Data extracted from a collection:
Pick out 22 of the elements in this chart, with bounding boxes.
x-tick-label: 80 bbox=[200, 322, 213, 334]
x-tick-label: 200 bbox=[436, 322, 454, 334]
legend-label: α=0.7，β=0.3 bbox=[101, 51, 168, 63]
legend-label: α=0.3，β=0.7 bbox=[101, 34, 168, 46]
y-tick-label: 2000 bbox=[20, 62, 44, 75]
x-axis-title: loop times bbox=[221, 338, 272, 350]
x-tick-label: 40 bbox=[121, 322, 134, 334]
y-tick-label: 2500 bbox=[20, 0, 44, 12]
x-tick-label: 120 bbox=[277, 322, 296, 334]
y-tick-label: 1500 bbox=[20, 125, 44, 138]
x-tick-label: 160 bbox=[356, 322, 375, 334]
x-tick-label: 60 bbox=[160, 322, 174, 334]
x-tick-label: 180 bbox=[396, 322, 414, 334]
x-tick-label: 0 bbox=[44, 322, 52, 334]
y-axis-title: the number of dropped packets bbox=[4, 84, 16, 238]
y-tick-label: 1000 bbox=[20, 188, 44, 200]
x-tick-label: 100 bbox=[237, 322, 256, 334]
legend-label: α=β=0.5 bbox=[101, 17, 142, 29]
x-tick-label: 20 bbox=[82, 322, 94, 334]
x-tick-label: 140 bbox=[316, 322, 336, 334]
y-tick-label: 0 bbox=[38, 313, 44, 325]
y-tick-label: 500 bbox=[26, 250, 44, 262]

* [WHAT YOU HAVE TO DO]
Edit the rows above by replacing "loop times" with "iteration count", and reproduce every line with no other change.

* [RIGHT ANSWER]
Pick out 22 of the elements in this chart, with bounding boxes.
x-tick-label: 80 bbox=[200, 322, 213, 334]
x-tick-label: 200 bbox=[436, 322, 454, 334]
legend-label: α=0.7，β=0.3 bbox=[101, 51, 168, 63]
legend-label: α=0.3，β=0.7 bbox=[101, 34, 168, 46]
y-tick-label: 2000 bbox=[20, 62, 44, 75]
x-axis-title: iteration count bbox=[221, 338, 272, 350]
x-tick-label: 40 bbox=[121, 322, 134, 334]
y-tick-label: 2500 bbox=[20, 0, 44, 12]
x-tick-label: 120 bbox=[277, 322, 296, 334]
y-tick-label: 1500 bbox=[20, 125, 44, 138]
x-tick-label: 160 bbox=[356, 322, 375, 334]
x-tick-label: 60 bbox=[160, 322, 174, 334]
x-tick-label: 180 bbox=[396, 322, 414, 334]
x-tick-label: 0 bbox=[44, 322, 52, 334]
y-axis-title: the number of dropped packets bbox=[4, 84, 16, 238]
y-tick-label: 1000 bbox=[20, 188, 44, 200]
x-tick-label: 100 bbox=[237, 322, 256, 334]
legend-label: α=β=0.5 bbox=[101, 17, 142, 29]
x-tick-label: 20 bbox=[82, 322, 94, 334]
x-tick-label: 140 bbox=[316, 322, 336, 334]
y-tick-label: 0 bbox=[38, 313, 44, 325]
y-tick-label: 500 bbox=[26, 250, 44, 262]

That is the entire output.